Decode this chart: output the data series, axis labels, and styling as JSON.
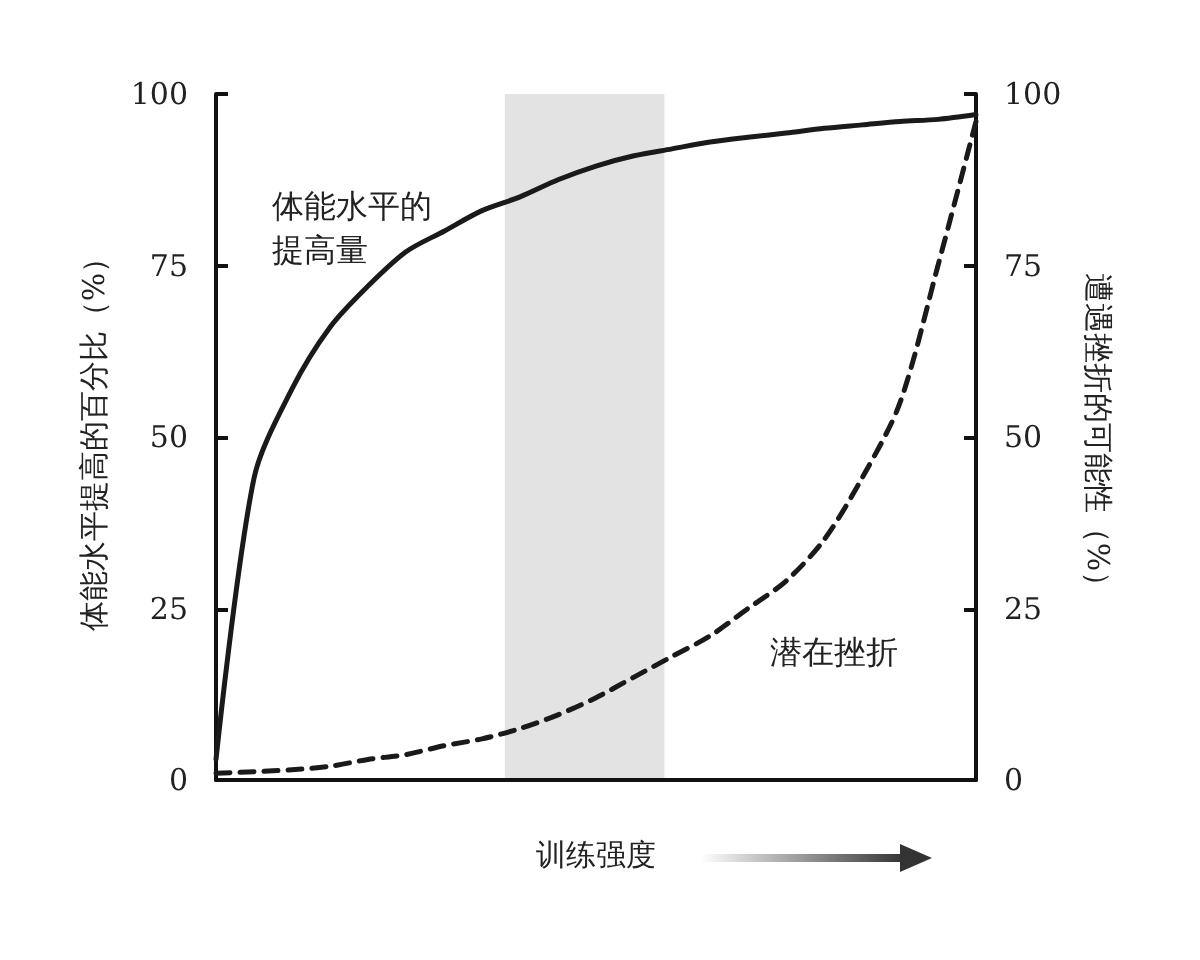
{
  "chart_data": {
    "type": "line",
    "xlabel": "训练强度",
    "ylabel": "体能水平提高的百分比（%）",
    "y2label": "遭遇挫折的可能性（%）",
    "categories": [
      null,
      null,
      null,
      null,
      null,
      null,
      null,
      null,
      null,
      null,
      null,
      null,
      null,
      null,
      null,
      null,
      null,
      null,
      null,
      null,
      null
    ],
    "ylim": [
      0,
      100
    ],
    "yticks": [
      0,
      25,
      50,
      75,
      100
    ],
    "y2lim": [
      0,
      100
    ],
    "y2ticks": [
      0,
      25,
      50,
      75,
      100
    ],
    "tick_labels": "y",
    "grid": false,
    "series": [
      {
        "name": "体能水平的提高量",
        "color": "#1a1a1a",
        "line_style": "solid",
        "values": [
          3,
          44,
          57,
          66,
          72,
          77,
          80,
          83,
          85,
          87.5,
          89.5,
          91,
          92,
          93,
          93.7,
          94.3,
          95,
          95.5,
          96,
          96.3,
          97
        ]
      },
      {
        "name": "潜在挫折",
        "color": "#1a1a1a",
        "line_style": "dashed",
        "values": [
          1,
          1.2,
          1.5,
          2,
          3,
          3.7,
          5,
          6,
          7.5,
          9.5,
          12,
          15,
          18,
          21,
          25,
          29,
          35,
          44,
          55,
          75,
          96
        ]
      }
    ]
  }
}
...
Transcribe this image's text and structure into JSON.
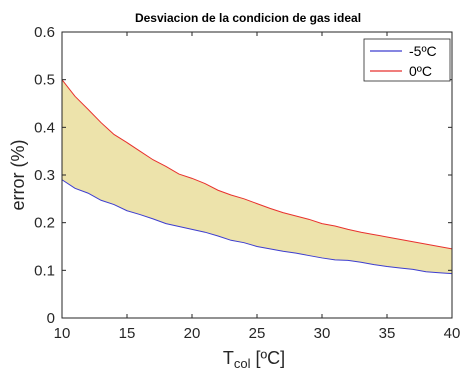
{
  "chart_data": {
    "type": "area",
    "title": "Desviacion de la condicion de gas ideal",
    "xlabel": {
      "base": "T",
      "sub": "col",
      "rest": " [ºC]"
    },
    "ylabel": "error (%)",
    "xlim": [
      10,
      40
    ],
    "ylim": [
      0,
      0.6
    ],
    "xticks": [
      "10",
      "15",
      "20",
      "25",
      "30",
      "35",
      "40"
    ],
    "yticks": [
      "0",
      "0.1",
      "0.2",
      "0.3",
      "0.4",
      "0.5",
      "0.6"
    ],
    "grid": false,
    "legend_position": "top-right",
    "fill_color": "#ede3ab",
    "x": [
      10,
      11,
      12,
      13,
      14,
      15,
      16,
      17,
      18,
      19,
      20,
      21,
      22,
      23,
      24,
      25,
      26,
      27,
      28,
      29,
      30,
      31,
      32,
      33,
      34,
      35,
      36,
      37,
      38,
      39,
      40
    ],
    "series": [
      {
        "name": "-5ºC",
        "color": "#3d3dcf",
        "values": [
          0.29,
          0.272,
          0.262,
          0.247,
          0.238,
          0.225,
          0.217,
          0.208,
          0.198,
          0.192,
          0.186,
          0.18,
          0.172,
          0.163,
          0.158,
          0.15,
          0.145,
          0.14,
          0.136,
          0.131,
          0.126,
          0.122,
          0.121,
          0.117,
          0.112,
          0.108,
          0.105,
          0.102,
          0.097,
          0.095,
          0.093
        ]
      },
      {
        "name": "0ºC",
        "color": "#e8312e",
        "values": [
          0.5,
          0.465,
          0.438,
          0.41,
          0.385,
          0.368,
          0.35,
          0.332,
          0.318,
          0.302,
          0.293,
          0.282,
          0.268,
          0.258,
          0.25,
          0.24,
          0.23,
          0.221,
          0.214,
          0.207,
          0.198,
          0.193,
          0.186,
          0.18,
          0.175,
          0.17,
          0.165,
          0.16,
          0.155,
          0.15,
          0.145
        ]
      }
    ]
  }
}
* * *
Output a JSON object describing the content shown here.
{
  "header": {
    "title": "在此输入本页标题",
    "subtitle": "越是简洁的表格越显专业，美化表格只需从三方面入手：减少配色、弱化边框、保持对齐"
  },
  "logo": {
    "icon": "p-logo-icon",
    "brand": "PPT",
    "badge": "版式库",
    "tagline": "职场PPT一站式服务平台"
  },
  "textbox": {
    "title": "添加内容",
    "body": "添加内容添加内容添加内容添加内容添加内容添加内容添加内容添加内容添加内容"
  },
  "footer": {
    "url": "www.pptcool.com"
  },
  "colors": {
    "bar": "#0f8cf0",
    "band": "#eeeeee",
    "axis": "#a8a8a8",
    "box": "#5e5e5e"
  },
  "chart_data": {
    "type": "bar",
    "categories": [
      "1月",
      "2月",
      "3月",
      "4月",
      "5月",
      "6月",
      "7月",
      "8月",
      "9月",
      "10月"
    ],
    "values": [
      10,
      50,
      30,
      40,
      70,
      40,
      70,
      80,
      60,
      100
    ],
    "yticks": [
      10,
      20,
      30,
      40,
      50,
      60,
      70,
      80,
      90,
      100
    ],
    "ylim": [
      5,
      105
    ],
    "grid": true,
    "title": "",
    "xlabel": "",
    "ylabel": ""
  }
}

## Instruction
Collect each line of the entries that has the word "JSON", copying it in full.

## Output of the exercise
Decode this chart: output the data series, axis labels, and styling as JSON.
Transcribe this image's text and structure into JSON.
Output a JSON object describing the content shown here.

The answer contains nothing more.